• _所给摘录_
Spark-SQL-Python编程

系统 1463 0

使用Pycharm来实现Spark-SQL。

            
              from pyspark import Row
from pyspark.sql import SparkSession
from pyspark.sql.types import StructField, StringType, StructType

if __name__ == "__main__":
    spark = SparkSession\
            .builder\
            .appName("app name")\
            .master("local")\
            .getOrCreate()
    sc = spark.sparkContext
    line = sc.textFile("D:\\data\\demo.txt").map(lambda x: x.split('|'))
    # personRdd = line.map(lambda p: Row(id=p[0], name=p[1], age=int(p[2])))
    # personRdd_tmp = spark.createDataFrame(personRdd)
    # personRdd_tmp.show()

    #读取数据
    schemaString = "id name age"

• _摘录材料_
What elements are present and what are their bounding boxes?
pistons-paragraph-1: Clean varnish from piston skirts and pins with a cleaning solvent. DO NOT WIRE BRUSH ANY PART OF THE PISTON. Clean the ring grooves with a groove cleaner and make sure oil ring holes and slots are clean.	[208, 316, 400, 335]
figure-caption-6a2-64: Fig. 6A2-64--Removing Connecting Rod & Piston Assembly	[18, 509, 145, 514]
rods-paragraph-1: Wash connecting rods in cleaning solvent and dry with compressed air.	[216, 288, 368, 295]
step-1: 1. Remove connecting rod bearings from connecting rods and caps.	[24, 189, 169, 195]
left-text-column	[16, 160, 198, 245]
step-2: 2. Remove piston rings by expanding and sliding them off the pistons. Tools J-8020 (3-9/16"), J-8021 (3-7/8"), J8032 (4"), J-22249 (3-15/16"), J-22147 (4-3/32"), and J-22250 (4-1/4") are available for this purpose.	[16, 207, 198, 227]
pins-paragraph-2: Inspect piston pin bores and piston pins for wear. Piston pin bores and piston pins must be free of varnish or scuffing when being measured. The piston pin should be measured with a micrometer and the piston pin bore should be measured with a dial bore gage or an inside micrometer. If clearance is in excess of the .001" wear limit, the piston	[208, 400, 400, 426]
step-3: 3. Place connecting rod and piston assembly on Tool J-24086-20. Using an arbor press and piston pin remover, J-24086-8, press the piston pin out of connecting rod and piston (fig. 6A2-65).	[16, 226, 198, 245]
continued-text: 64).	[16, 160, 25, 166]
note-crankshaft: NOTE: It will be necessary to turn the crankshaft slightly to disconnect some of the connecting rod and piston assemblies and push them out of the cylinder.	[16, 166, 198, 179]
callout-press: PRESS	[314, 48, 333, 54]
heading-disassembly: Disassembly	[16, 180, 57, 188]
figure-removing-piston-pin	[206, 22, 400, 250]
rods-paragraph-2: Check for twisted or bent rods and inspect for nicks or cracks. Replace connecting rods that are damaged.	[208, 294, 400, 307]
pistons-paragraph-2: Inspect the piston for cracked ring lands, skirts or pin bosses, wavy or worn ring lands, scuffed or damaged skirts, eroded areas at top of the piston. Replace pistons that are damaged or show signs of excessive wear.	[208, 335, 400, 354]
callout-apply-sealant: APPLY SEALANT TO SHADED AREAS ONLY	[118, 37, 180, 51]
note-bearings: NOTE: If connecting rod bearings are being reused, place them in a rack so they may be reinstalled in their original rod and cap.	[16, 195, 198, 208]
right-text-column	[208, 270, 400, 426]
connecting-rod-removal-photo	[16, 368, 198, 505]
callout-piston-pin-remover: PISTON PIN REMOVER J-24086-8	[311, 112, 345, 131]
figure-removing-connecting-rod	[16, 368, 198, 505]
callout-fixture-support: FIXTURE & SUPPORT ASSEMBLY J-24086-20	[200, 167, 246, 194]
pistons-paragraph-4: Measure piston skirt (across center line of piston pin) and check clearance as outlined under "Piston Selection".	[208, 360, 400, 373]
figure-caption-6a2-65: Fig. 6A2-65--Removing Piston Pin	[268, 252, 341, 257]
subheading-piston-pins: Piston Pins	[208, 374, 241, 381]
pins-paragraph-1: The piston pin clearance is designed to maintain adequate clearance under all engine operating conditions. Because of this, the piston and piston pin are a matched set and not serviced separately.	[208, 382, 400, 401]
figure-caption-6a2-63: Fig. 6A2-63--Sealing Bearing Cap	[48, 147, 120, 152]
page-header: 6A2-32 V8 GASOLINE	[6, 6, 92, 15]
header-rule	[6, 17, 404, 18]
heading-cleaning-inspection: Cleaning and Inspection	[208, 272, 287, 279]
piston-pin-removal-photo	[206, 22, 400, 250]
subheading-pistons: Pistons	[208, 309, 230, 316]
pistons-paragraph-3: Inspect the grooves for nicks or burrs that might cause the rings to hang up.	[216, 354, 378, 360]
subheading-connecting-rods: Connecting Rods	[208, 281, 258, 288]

• _任务_
请根据这篇Spark-SQL编程摘录回答以下问题：
1. 文中使用什么工具来实现Spark-SQL？
2. 代码中通过“.master”设置的值是什么？
3. 变量“schemaString”被赋予的字符串是什么？
作答时无需参考上述记录。

• _参考解答_
1. Pycharm。
2. "local"。
3. "id name age"。